-------- Input data
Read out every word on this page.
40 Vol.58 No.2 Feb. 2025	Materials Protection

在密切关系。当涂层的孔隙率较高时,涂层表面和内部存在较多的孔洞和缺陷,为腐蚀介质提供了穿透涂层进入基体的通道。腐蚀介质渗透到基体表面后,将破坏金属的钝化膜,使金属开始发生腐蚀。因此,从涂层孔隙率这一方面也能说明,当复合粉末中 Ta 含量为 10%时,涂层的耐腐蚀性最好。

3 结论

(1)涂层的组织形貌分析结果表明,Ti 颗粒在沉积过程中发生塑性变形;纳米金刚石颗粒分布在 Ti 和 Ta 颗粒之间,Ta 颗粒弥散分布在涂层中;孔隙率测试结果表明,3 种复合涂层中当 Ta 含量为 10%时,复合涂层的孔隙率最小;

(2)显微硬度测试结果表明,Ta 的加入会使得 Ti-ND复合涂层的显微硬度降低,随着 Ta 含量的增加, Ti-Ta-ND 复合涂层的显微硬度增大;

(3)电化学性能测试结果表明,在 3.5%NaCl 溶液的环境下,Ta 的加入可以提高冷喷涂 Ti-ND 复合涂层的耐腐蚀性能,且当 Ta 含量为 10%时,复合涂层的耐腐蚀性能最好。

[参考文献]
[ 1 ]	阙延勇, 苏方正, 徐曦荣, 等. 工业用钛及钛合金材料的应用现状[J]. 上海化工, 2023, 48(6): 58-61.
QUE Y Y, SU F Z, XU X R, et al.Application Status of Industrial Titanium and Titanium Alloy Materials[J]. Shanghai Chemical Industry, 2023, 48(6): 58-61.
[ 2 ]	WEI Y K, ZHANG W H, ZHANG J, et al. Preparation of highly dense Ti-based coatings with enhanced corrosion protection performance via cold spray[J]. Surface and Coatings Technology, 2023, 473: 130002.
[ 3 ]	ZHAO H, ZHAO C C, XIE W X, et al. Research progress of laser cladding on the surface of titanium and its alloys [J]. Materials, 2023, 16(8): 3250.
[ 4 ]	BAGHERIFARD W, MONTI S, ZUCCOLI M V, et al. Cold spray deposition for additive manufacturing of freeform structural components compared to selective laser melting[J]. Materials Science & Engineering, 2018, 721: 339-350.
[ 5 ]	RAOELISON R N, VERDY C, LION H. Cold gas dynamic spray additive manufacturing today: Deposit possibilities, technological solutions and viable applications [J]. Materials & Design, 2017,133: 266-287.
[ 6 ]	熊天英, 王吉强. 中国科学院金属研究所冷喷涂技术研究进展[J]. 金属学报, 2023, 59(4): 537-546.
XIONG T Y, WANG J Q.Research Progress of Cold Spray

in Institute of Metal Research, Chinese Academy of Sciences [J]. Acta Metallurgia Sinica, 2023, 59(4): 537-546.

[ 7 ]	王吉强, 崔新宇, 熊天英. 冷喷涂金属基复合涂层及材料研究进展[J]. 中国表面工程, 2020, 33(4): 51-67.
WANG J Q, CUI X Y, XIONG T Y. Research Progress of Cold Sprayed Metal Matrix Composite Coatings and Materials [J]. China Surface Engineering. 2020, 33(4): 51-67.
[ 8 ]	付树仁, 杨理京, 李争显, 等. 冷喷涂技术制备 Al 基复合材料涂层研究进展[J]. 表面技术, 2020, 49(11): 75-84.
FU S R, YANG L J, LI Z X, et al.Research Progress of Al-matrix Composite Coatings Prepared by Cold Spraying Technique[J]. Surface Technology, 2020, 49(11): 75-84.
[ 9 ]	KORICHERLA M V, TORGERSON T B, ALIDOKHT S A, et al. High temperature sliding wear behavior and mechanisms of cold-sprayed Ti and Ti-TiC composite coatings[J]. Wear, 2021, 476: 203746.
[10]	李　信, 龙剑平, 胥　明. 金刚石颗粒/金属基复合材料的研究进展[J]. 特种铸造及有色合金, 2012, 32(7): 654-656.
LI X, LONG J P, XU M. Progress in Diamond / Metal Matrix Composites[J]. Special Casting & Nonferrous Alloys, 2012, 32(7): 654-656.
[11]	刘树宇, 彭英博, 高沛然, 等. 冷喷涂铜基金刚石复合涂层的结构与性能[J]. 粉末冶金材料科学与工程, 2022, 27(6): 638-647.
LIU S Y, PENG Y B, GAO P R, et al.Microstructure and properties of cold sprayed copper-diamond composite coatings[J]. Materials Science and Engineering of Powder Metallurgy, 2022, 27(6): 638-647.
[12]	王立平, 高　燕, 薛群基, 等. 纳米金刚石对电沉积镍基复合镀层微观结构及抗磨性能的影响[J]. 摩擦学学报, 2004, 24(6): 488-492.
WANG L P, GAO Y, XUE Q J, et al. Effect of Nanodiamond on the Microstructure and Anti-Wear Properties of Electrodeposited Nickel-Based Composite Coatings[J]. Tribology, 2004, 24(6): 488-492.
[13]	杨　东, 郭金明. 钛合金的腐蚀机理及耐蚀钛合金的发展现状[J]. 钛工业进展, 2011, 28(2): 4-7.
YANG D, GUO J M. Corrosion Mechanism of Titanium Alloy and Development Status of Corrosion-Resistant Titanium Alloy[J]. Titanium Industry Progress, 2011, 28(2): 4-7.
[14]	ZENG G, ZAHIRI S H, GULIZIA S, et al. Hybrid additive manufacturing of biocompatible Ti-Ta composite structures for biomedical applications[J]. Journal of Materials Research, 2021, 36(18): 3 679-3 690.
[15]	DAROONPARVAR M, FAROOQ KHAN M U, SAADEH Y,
----------------
# Short exercise
Show all lines in the entries above where the string "Status" appears.

# Finished answer
QUE Y Y, SU F Z, XU X R, et al.Application Status of Industrial Titanium and Titanium Alloy Materials[J]. Shanghai Chemical Industry, 2023, 48(6): 58-61.
YANG D, GUO J M. Corrosion Mechanism of Titanium Alloy and Development Status of Corrosion-Resistant Titanium Alloy[J]. Titanium Industry Progress, 2011, 28(2): 4-7.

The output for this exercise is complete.